### Requirement
Please output as a JSON list of strings the lines in the records, one string per line with blank lines omitted, starting at the line that contains "barbadian-point bbox=[408, 503, 427, 522]" and ending after the line that contains "data-points bbox=[40, 185, 1301, 849]".

### Information shown
________________

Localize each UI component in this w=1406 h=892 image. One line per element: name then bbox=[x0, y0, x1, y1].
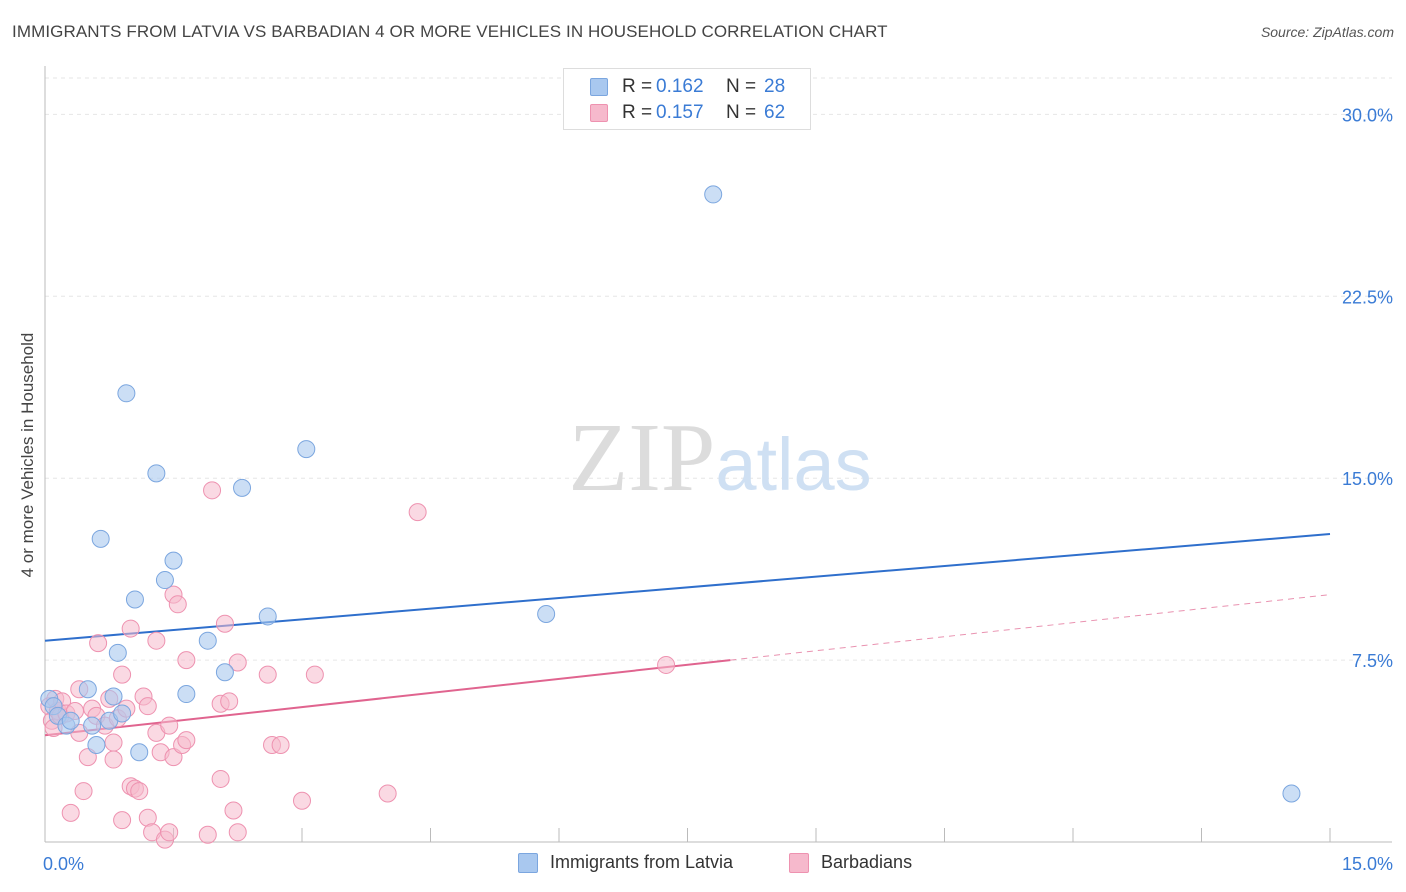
barbadian-point bbox=[408, 503, 427, 522]
latvia-point bbox=[233, 478, 252, 497]
legend-label: Immigrants from Latvia bbox=[550, 852, 734, 872]
barbadian-point bbox=[258, 665, 277, 684]
barbadian-point bbox=[228, 823, 247, 842]
latvia-point bbox=[108, 643, 127, 662]
latvia-point bbox=[91, 529, 110, 548]
y-axis-title: 4 or more Vehicles in Household bbox=[18, 332, 37, 578]
latvia-point bbox=[1282, 784, 1301, 803]
barbadian-point bbox=[293, 791, 311, 810]
barbadian-point bbox=[160, 823, 179, 842]
r-label: R = bbox=[622, 102, 653, 123]
latvia-point bbox=[258, 607, 277, 626]
barbadian-point bbox=[228, 653, 247, 672]
barbadian-point bbox=[61, 803, 80, 822]
barbadian-point bbox=[121, 619, 140, 638]
latvia-point bbox=[155, 571, 174, 590]
barbadian-point bbox=[89, 634, 108, 653]
data-points bbox=[40, 185, 1301, 849]
tick-labels: 7.5% 15.0% 22.5% 30.0% 0.0% 15.0% bbox=[43, 105, 1393, 874]
latvia-trend-line bbox=[44, 532, 1331, 642]
barbadian-point bbox=[198, 825, 217, 844]
latvia-point bbox=[164, 551, 183, 570]
latvia-swatch bbox=[518, 853, 538, 873]
latvia-point bbox=[104, 687, 123, 706]
barbadian-point bbox=[177, 651, 196, 670]
latvia-point bbox=[61, 711, 80, 730]
n-value: 28 bbox=[764, 76, 786, 97]
barbadian-point bbox=[113, 665, 132, 684]
barbadian-swatch bbox=[789, 853, 809, 873]
barbadian-point bbox=[160, 716, 179, 735]
latvia-point bbox=[87, 735, 106, 754]
x-tick-label: 15.0% bbox=[1342, 854, 1393, 874]
barbadian-point bbox=[271, 735, 290, 754]
r-label: R = bbox=[622, 76, 653, 97]
latvia-point bbox=[198, 631, 217, 650]
latvia-point bbox=[537, 605, 556, 624]
barbadian-point bbox=[220, 692, 239, 711]
latvia-swatch bbox=[590, 78, 608, 96]
barbadian-point bbox=[224, 801, 243, 820]
barbadian-swatch bbox=[590, 104, 608, 122]
barbadian-point bbox=[104, 733, 123, 752]
barbadian-trend-line bbox=[44, 659, 731, 737]
barbadian-point bbox=[378, 784, 397, 803]
n-value: 62 bbox=[764, 102, 786, 123]
latvia-point bbox=[117, 384, 136, 403]
latvia-point bbox=[83, 716, 102, 735]
latvia-point bbox=[704, 185, 723, 204]
barbadian-point bbox=[168, 595, 187, 614]
legend-label: Barbadians bbox=[821, 852, 913, 872]
latvia-point bbox=[177, 685, 196, 704]
barbadian-point bbox=[305, 665, 324, 684]
latvia-point bbox=[130, 743, 149, 762]
y-tick-label: 15.0% bbox=[1342, 469, 1393, 489]
barbadian-point bbox=[211, 769, 230, 788]
x-tick-label: 0.0% bbox=[43, 854, 84, 874]
chart-title: IMMIGRANTS FROM LATVIA VS BARBADIAN 4 OR… bbox=[12, 22, 888, 41]
source-label: Source: ZipAtlas.com bbox=[1260, 24, 1394, 40]
n-label: N = bbox=[726, 102, 757, 123]
barbadian-point bbox=[74, 782, 93, 801]
latvia-point bbox=[113, 704, 132, 723]
watermark: ZIPatlas bbox=[568, 404, 871, 512]
barbadian-point bbox=[113, 811, 132, 830]
y-tick-label: 7.5% bbox=[1352, 651, 1393, 671]
barbadian-point bbox=[203, 481, 222, 500]
barbadian-point bbox=[177, 731, 196, 750]
trend-lines bbox=[44, 532, 1331, 737]
latvia-point bbox=[297, 440, 316, 459]
barbadian-point bbox=[104, 750, 123, 769]
latvia-point bbox=[215, 663, 234, 682]
barbadian-point bbox=[130, 782, 149, 801]
r-value: 0.162 bbox=[656, 76, 704, 97]
y-tick-label: 30.0% bbox=[1342, 105, 1393, 125]
latvia-point bbox=[78, 680, 97, 699]
gridlines bbox=[45, 77, 1392, 661]
barbadian-point bbox=[147, 631, 166, 650]
y-tick-label: 22.5% bbox=[1342, 287, 1393, 307]
barbadian-point bbox=[215, 614, 234, 633]
latvia-point bbox=[147, 464, 166, 483]
barbadian-point bbox=[657, 655, 676, 674]
n-label: N = bbox=[726, 76, 757, 97]
stats-legend: R = 0.162 N = 28 R = 0.157 N = 62 bbox=[563, 68, 811, 130]
barbadian-trend-extension bbox=[730, 594, 1331, 661]
barbadian-point bbox=[138, 697, 157, 716]
r-value: 0.157 bbox=[656, 102, 704, 123]
latvia-point bbox=[125, 590, 144, 609]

________________

### The response
[
  "barbadian-point bbox=[408, 503, 427, 522]",
  "latvia-point bbox=[233, 478, 252, 497]",
  "legend-label: Immigrants from Latvia bbox=[550, 852, 734, 872]",
  "barbadian-point bbox=[258, 665, 277, 684]",
  "barbadian-point bbox=[228, 823, 247, 842]",
  "latvia-point bbox=[108, 643, 127, 662]",
  "latvia-point bbox=[91, 529, 110, 548]",
  "y-axis-title: 4 or more Vehicles in Household bbox=[18, 332, 37, 578]",
  "latvia-point bbox=[1282, 784, 1301, 803]",
  "barbadian-point bbox=[293, 791, 311, 810]",
  "barbadian-point bbox=[160, 823, 179, 842]",
  "r-label: R = bbox=[622, 102, 653, 123]",
  "latvia-point bbox=[258, 607, 277, 626]",
  "barbadian-point bbox=[228, 653, 247, 672]",
  "barbadian-point bbox=[61, 803, 80, 822]",
  "barbadian-point bbox=[121, 619, 140, 638]",
  "latvia-point bbox=[155, 571, 174, 590]",
  "barbadian-point bbox=[89, 634, 108, 653]",
  "data-points bbox=[40, 185, 1301, 849]"
]